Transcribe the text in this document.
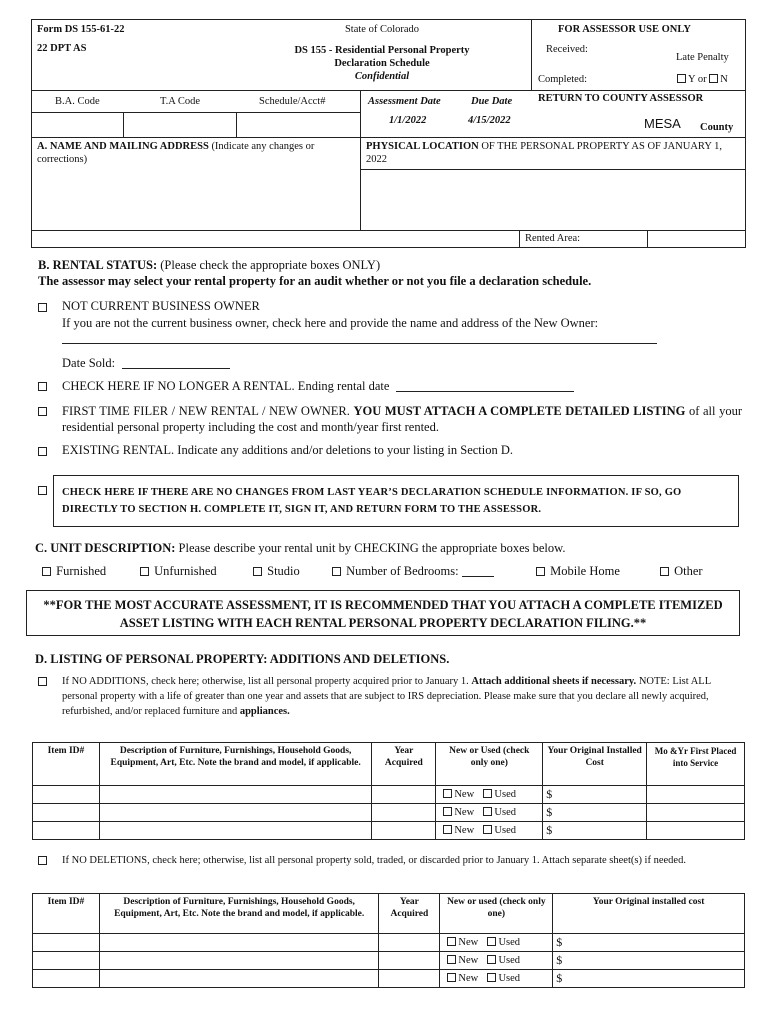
Form DS 155-61-22
22 DPT AS
State of Colorado
DS 155 - Residential Personal Property
Declaration Schedule
Confidential
FOR ASSESSOR USE ONLY
Received:
Late Penalty
Completed:	Y or N
B.A. Code	T.A Code	Schedule/Acct#	Assessment Date	Due Date
1/1/2022	4/15/2022
RETURN TO COUNTY ASSESSOR
MESA County
A. NAME AND MAILING ADDRESS (Indicate any changes or corrections)
PHYSICAL LOCATION OF THE PERSONAL PROPERTY AS OF JANUARY 1, 2022
Rented Area:
B. RENTAL STATUS: (Please check the appropriate boxes ONLY)
The assessor may select your rental property for an audit whether or not you file a declaration schedule.
NOT CURRENT BUSINESS OWNER
If you are not the current business owner, check here and provide the name and address of the New Owner:
Date Sold:
CHECK HERE IF NO LONGER A RENTAL. Ending rental date
FIRST TIME FILER / NEW RENTAL / NEW OWNER. YOU MUST ATTACH A COMPLETE DETAILED LISTING of all your residential personal property including the cost and month/year first rented.
EXISTING RENTAL. Indicate any additions and/or deletions to your listing in Section D.
CHECK HERE IF THERE ARE NO CHANGES FROM LAST YEAR’S DECLARATION SCHEDULE INFORMATION. IF SO, GO DIRECTLY TO SECTION H. COMPLETE IT, SIGN IT, AND RETURN FORM TO THE ASSESSOR.
C. UNIT DESCRIPTION: Please describe your rental unit by CHECKING the appropriate boxes below.
Furnished	Unfurnished	Studio	Number of Bedrooms:	Mobile Home	Other
**FOR THE MOST ACCURATE ASSESSMENT, IT IS RECOMMENDED THAT YOU ATTACH A COMPLETE ITEMIZED ASSET LISTING WITH EACH RENTAL PERSONAL PROPERTY DECLARATION FILING.**
D. LISTING OF PERSONAL PROPERTY: ADDITIONS AND DELETIONS.
If NO ADDITIONS, check here; otherwise, list all personal property acquired prior to January 1. Attach additional sheets if necessary. NOTE: List ALL personal property with a life of greater than one year and assets that are subject to IRS depreciation. Please make sure that you declare all newly acquired, refurbished, and/or replaced furniture and appliances.
Item ID#	Description of Furniture, Furnishings, Household Goods, Equipment, Art, Etc. Note the brand and model, if applicable.	Year Acquired	New or Used (check only one)	Your Original Installed Cost	Mo &Yr First Placed into Service
			New Used	$	
			New Used	$	
			New Used	$	
If NO DELETIONS, check here; otherwise, list all personal property sold, traded, or discarded prior to January 1. Attach separate sheet(s) if needed.
Item ID#	Description of Furniture, Furnishings, Household Goods, Equipment, Art, Etc. Note the brand and model, if applicable.	Year Acquired	New or used (check only one)	Your Original installed cost
			New Used	$
			New Used	$
			New Used	$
• • • • •
Directions: Transcribe the records above exactly, omitting every picture they contain.

Task output:
Transcribe the text in this document.
Form DS 155-61-22
22 DPT AS
State of Colorado
DS 155 - Residential Personal Property
Declaration Schedule
Confidential
FOR ASSESSOR USE ONLY
Received:
Late Penalty
Completed:	Y or N
B.A. Code	T.A Code	Schedule/Acct#	Assessment Date	Due Date
1/1/2022	4/15/2022
RETURN TO COUNTY ASSESSOR
MESA County
A. NAME AND MAILING ADDRESS (Indicate any changes or corrections)
PHYSICAL LOCATION OF THE PERSONAL PROPERTY AS OF JANUARY 1, 2022
Rented Area:
B. RENTAL STATUS: (Please check the appropriate boxes ONLY)
The assessor may select your rental property for an audit whether or not you file a declaration schedule.
NOT CURRENT BUSINESS OWNER
If you are not the current business owner, check here and provide the name and address of the New Owner:
Date Sold:
CHECK HERE IF NO LONGER A RENTAL. Ending rental date
FIRST TIME FILER / NEW RENTAL / NEW OWNER. YOU MUST ATTACH A COMPLETE DETAILED LISTING of all your residential personal property including the cost and month/year first rented.
EXISTING RENTAL. Indicate any additions and/or deletions to your listing in Section D.
CHECK HERE IF THERE ARE NO CHANGES FROM LAST YEAR’S DECLARATION SCHEDULE INFORMATION. IF SO, GO DIRECTLY TO SECTION H. COMPLETE IT, SIGN IT, AND RETURN FORM TO THE ASSESSOR.
C. UNIT DESCRIPTION: Please describe your rental unit by CHECKING the appropriate boxes below.
Furnished	Unfurnished	Studio	Number of Bedrooms:	Mobile Home	Other
**FOR THE MOST ACCURATE ASSESSMENT, IT IS RECOMMENDED THAT YOU ATTACH A COMPLETE ITEMIZED ASSET LISTING WITH EACH RENTAL PERSONAL PROPERTY DECLARATION FILING.**
D. LISTING OF PERSONAL PROPERTY: ADDITIONS AND DELETIONS.
If NO ADDITIONS, check here; otherwise, list all personal property acquired prior to January 1. Attach additional sheets if necessary. NOTE: List ALL personal property with a life of greater than one year and assets that are subject to IRS depreciation. Please make sure that you declare all newly acquired, refurbished, and/or replaced furniture and appliances.
Item ID#	Description of Furniture, Furnishings, Household Goods, Equipment, Art, Etc. Note the brand and model, if applicable.	Year Acquired	New or Used (check only one)	Your Original Installed Cost	Mo &Yr First Placed into Service
			New Used	$	
			New Used	$	
			New Used	$	
If NO DELETIONS, check here; otherwise, list all personal property sold, traded, or discarded prior to January 1. Attach separate sheet(s) if needed.
Item ID#	Description of Furniture, Furnishings, Household Goods, Equipment, Art, Etc. Note the brand and model, if applicable.	Year Acquired	New or used (check only one)	Your Original installed cost
			New Used	$
			New Used	$
			New Used	$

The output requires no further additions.